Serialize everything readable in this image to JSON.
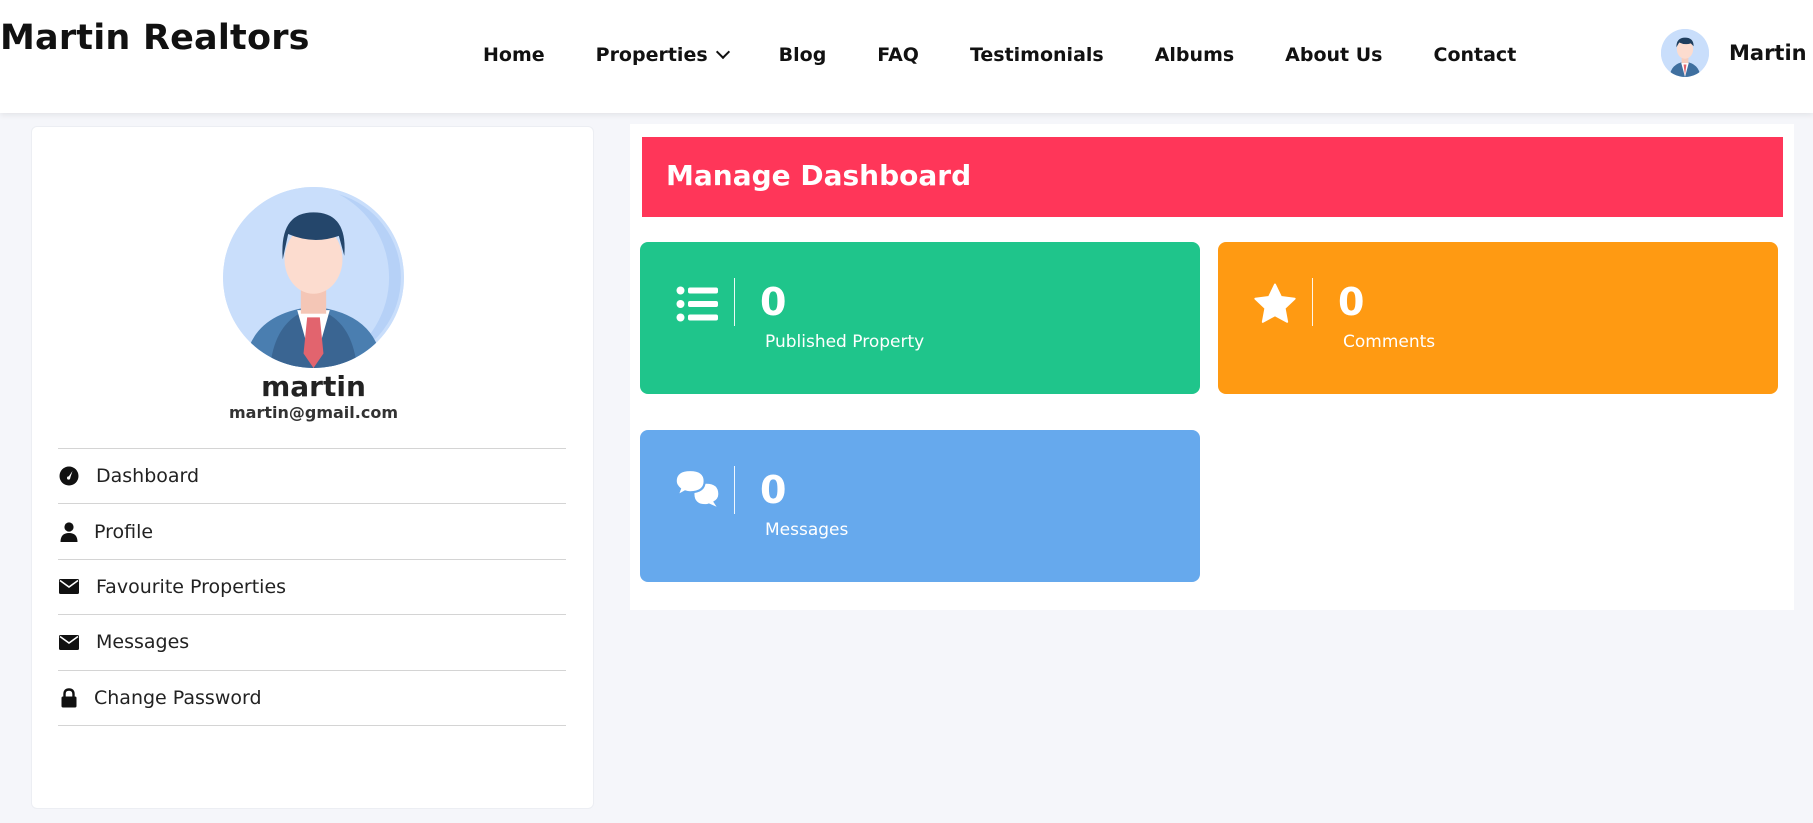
{
  "brand": {
    "title": "Martin Realtors"
  },
  "nav": {
    "items": [
      {
        "label": "Home"
      },
      {
        "label": "Properties",
        "has_dropdown": true
      },
      {
        "label": "Blog"
      },
      {
        "label": "FAQ"
      },
      {
        "label": "Testimonials"
      },
      {
        "label": "Albums"
      },
      {
        "label": "About Us"
      },
      {
        "label": "Contact"
      }
    ]
  },
  "user": {
    "name": "Martin",
    "avatar_icon": "businessman-avatar-icon"
  },
  "sidebar": {
    "profile": {
      "name": "martin",
      "email": "martin@gmail.com"
    },
    "menu": [
      {
        "label": "Dashboard",
        "icon": "dashboard-gauge-icon"
      },
      {
        "label": "Profile",
        "icon": "user-icon"
      },
      {
        "label": "Favourite Properties",
        "icon": "envelope-icon"
      },
      {
        "label": "Messages",
        "icon": "envelope-icon"
      },
      {
        "label": "Change Password",
        "icon": "lock-icon"
      }
    ]
  },
  "main": {
    "banner": {
      "title": "Manage Dashboard",
      "color": "#ff3659"
    },
    "cards": [
      {
        "count": "0",
        "label": "Published Property",
        "icon": "list-icon",
        "color": "#1fc58b"
      },
      {
        "count": "0",
        "label": "Comments",
        "icon": "star-icon",
        "color": "#ff9a12"
      },
      {
        "count": "0",
        "label": "Messages",
        "icon": "chat-bubbles-icon",
        "color": "#66a9ed"
      }
    ]
  }
}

********

▸ Requirement: Gather all lines of the records that include the word "title".

▸ Response to this task:
    "title": "Martin Realtors"
      "title": "Manage Dashboard",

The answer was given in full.